**Written task**
Copy out every record below exactly as written, but leave out any pictures.

(Data excerpts)
----------------

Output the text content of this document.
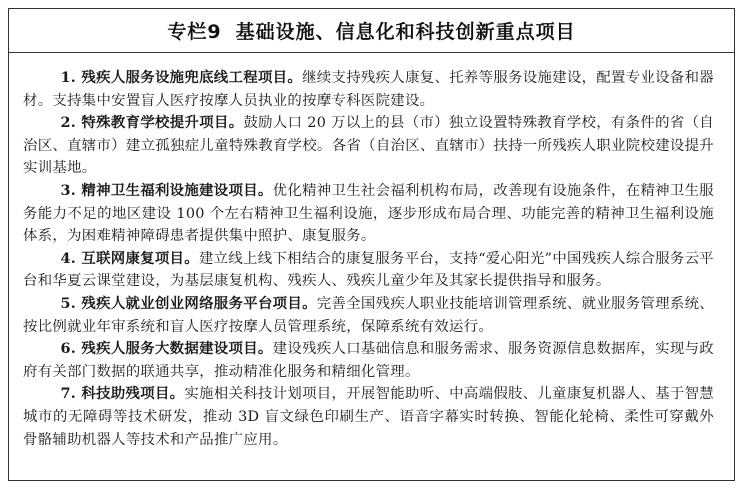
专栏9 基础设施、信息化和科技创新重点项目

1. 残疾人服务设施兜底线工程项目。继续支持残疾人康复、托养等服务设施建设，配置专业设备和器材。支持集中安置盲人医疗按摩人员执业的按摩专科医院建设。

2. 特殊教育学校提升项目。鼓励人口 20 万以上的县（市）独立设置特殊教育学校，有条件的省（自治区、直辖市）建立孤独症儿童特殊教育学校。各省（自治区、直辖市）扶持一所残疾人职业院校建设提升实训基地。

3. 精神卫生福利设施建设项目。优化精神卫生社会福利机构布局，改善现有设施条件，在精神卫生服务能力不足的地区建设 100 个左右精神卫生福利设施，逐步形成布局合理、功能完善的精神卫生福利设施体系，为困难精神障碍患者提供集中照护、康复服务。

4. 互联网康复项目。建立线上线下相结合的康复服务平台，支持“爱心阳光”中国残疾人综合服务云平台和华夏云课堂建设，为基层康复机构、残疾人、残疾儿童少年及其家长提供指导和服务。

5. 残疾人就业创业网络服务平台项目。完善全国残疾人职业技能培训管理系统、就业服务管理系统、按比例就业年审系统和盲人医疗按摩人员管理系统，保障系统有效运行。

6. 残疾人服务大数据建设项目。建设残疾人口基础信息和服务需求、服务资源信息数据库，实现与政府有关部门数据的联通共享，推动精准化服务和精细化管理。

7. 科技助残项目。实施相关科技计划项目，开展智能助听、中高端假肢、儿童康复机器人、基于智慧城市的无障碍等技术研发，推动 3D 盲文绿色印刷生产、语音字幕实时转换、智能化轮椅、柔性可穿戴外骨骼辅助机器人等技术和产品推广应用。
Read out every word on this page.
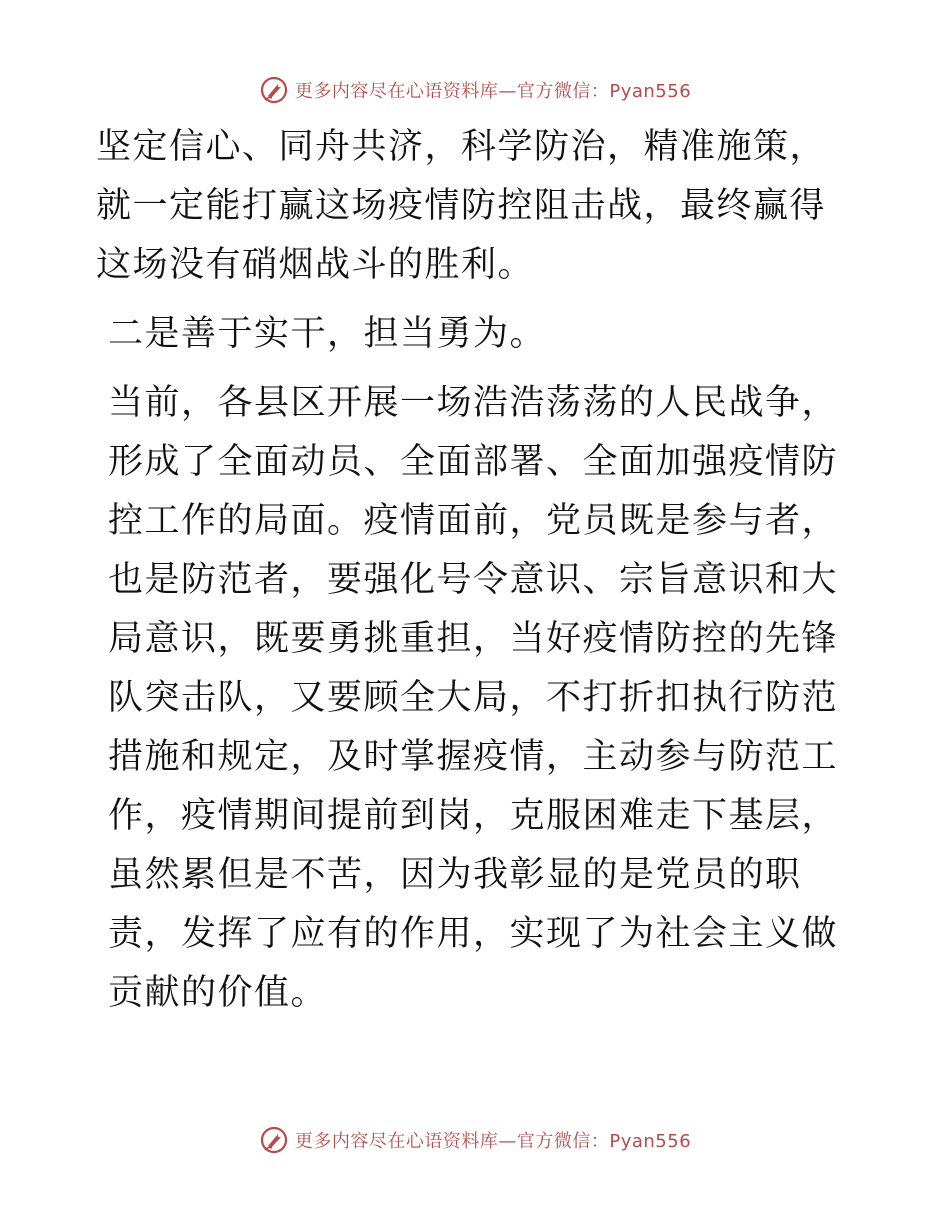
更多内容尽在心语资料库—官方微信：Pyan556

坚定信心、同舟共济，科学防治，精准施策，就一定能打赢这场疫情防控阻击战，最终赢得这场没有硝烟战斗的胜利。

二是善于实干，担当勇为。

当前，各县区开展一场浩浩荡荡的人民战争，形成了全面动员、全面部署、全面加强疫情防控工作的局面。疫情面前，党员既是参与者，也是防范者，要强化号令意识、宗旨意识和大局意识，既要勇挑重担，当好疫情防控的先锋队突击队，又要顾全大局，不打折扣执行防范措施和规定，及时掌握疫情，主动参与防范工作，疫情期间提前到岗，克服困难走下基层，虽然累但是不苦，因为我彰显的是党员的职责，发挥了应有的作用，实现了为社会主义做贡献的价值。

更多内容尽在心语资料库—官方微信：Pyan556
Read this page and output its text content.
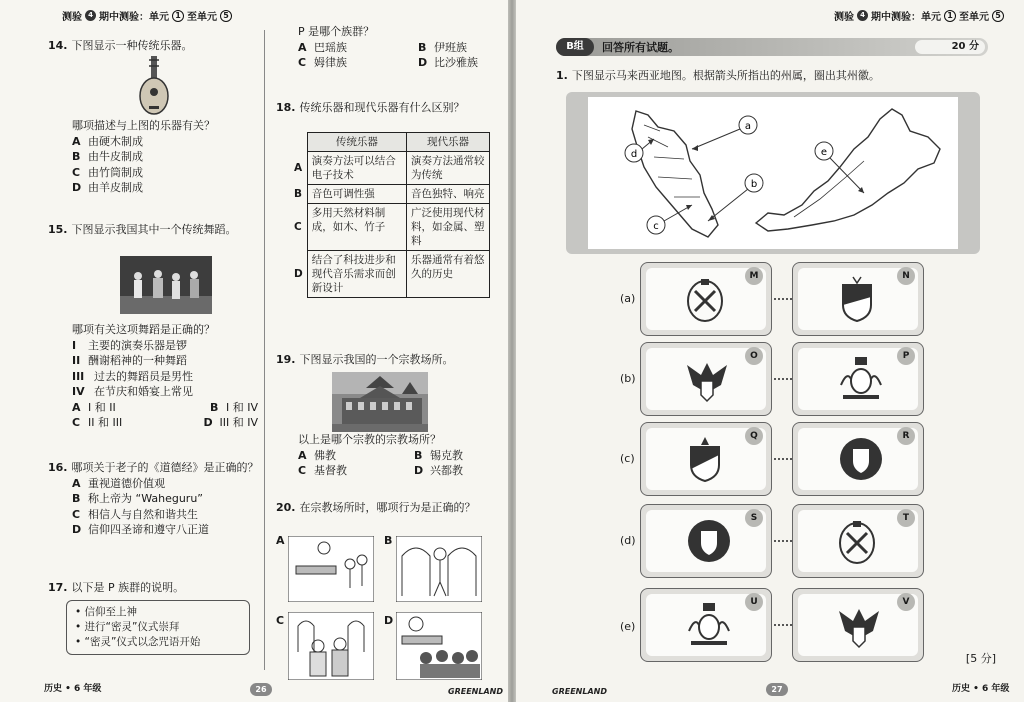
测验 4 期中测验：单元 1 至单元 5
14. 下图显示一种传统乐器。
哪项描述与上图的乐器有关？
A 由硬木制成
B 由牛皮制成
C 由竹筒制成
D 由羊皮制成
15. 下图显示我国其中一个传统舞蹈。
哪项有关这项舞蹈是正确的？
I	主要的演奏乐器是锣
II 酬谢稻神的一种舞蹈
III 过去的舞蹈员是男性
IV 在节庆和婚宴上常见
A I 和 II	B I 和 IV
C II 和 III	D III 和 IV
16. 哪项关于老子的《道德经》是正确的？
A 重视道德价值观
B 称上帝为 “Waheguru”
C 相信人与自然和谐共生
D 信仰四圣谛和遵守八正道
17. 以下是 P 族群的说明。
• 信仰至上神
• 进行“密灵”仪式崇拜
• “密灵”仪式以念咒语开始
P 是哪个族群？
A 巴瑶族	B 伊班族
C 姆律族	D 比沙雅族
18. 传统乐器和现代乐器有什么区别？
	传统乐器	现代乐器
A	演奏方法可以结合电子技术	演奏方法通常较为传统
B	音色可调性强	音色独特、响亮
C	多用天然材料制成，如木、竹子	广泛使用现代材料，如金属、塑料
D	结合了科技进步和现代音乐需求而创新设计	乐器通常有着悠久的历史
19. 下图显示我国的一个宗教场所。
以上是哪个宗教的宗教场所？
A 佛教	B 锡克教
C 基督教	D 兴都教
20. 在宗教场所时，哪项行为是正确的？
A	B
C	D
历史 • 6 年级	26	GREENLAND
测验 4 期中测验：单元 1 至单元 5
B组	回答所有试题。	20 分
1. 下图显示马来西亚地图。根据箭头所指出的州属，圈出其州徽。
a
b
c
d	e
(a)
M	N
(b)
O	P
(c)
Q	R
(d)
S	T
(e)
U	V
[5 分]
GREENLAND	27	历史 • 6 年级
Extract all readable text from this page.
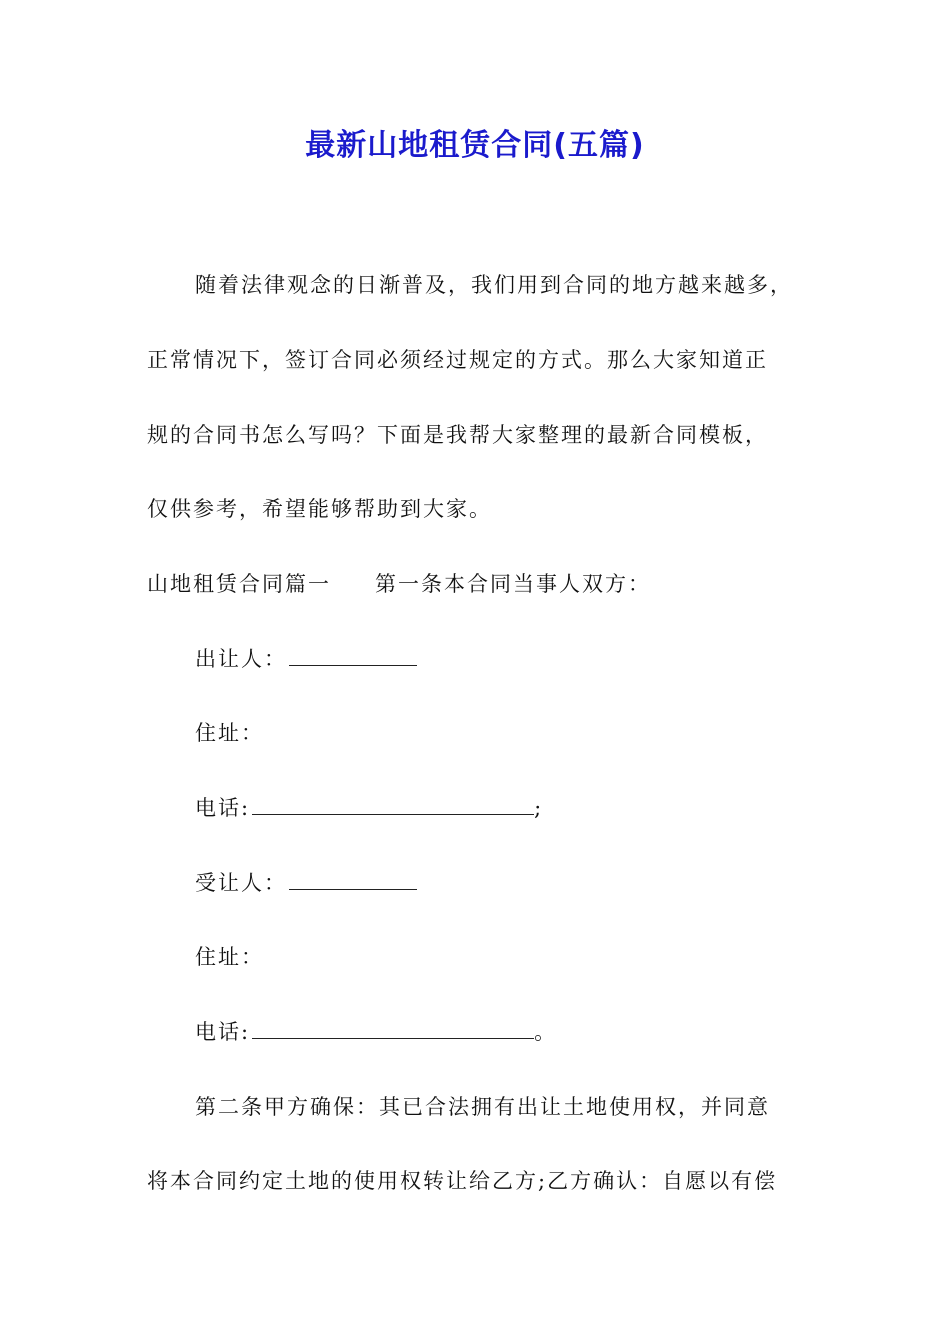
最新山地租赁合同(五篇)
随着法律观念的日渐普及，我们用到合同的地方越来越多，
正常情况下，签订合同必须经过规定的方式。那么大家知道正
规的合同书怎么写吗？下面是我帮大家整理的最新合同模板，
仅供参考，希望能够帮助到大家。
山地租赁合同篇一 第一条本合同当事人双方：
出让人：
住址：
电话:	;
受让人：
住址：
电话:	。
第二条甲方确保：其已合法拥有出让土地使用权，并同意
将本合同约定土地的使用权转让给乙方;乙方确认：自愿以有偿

----------------

**Result**
Output the text content of this document.
专栏9 基础设施、信息化和科技创新重点项目

1. 残疾人服务设施兜底线工程项目。继续支持残疾人康复、托养等服务设施建设，配置专业设备和器材。支持集中安置盲人医疗按摩人员执业的按摩专科医院建设。

2. 特殊教育学校提升项目。鼓励人口 20 万以上的县（市）独立设置特殊教育学校，有条件的省（自治区、直辖市）建立孤独症儿童特殊教育学校。各省（自治区、直辖市）扶持一所残疾人职业院校建设提升实训基地。

3. 精神卫生福利设施建设项目。优化精神卫生社会福利机构布局，改善现有设施条件，在精神卫生服务能力不足的地区建设 100 个左右精神卫生福利设施，逐步形成布局合理、功能完善的精神卫生福利设施体系，为困难精神障碍患者提供集中照护、康复服务。

4. 互联网康复项目。建立线上线下相结合的康复服务平台，支持“爱心阳光”中国残疾人综合服务云平台和华夏云课堂建设，为基层康复机构、残疾人、残疾儿童少年及其家长提供指导和服务。

5. 残疾人就业创业网络服务平台项目。完善全国残疾人职业技能培训管理系统、就业服务管理系统、按比例就业年审系统和盲人医疗按摩人员管理系统，保障系统有效运行。

6. 残疾人服务大数据建设项目。建设残疾人口基础信息和服务需求、服务资源信息数据库，实现与政府有关部门数据的联通共享，推动精准化服务和精细化管理。

7. 科技助残项目。实施相关科技计划项目，开展智能助听、中高端假肢、儿童康复机器人、基于智慧城市的无障碍等技术研发，推动 3D 盲文绿色印刷生产、语音字幕实时转换、智能化轮椅、柔性可穿戴外骨骼辅助机器人等技术和产品推广应用。
Read out every word on this page.
更多内容尽在心语资料库—官方微信：Pyan556

坚定信心、同舟共济，科学防治，精准施策，就一定能打赢这场疫情防控阻击战，最终赢得这场没有硝烟战斗的胜利。

二是善于实干，担当勇为。

当前，各县区开展一场浩浩荡荡的人民战争，形成了全面动员、全面部署、全面加强疫情防控工作的局面。疫情面前，党员既是参与者，也是防范者，要强化号令意识、宗旨意识和大局意识，既要勇挑重担，当好疫情防控的先锋队突击队，又要顾全大局，不打折扣执行防范措施和规定，及时掌握疫情，主动参与防范工作，疫情期间提前到岗，克服困难走下基层，虽然累但是不苦，因为我彰显的是党员的职责，发挥了应有的作用，实现了为社会主义做贡献的价值。

更多内容尽在心语资料库—官方微信：Pyan556
Read this page and output its text content.
测验 4 期中测验：单元 1 至单元 5
14. 下图显示一种传统乐器。
哪项描述与上图的乐器有关？
A 由硬木制成
B 由牛皮制成
C 由竹筒制成
D 由羊皮制成
15. 下图显示我国其中一个传统舞蹈。
哪项有关这项舞蹈是正确的？
I	主要的演奏乐器是锣
II 酬谢稻神的一种舞蹈
III 过去的舞蹈员是男性
IV 在节庆和婚宴上常见
A I 和 II	B I 和 IV
C II 和 III	D III 和 IV
16. 哪项关于老子的《道德经》是正确的？
A 重视道德价值观
B 称上帝为 “Waheguru”
C 相信人与自然和谐共生
D 信仰四圣谛和遵守八正道
17. 以下是 P 族群的说明。
• 信仰至上神
• 进行“密灵”仪式崇拜
• “密灵”仪式以念咒语开始
P 是哪个族群？
A 巴瑶族	B 伊班族
C 姆律族	D 比沙雅族
18. 传统乐器和现代乐器有什么区别？
	传统乐器	现代乐器
A	演奏方法可以结合电子技术	演奏方法通常较为传统
B	音色可调性强	音色独特、响亮
C	多用天然材料制成，如木、竹子	广泛使用现代材料，如金属、塑料
D	结合了科技进步和现代音乐需求而创新设计	乐器通常有着悠久的历史
19. 下图显示我国的一个宗教场所。
以上是哪个宗教的宗教场所？
A 佛教	B 锡克教
C 基督教	D 兴都教
20. 在宗教场所时，哪项行为是正确的？
A	B
C	D
历史 • 6 年级	26	GREENLAND
测验 4 期中测验：单元 1 至单元 5
B组	回答所有试题。	20 分
1. 下图显示马来西亚地图。根据箭头所指出的州属，圈出其州徽。
a
b
c
d	e
(a)
M	N
(b)
O	P
(c)
Q	R
(d)
S	T
(e)
U	V
[5 分]
GREENLAND	27	历史 • 6 年级
Extract all readable text from this page.
最新山地租赁合同(五篇)
随着法律观念的日渐普及，我们用到合同的地方越来越多，
正常情况下，签订合同必须经过规定的方式。那么大家知道正
规的合同书怎么写吗？下面是我帮大家整理的最新合同模板，
仅供参考，希望能够帮助到大家。
山地租赁合同篇一 第一条本合同当事人双方：
出让人：
住址：
电话:	;
受让人：
住址：
电话:	。
第二条甲方确保：其已合法拥有出让土地使用权，并同意
将本合同约定土地的使用权转让给乙方;乙方确认：自愿以有偿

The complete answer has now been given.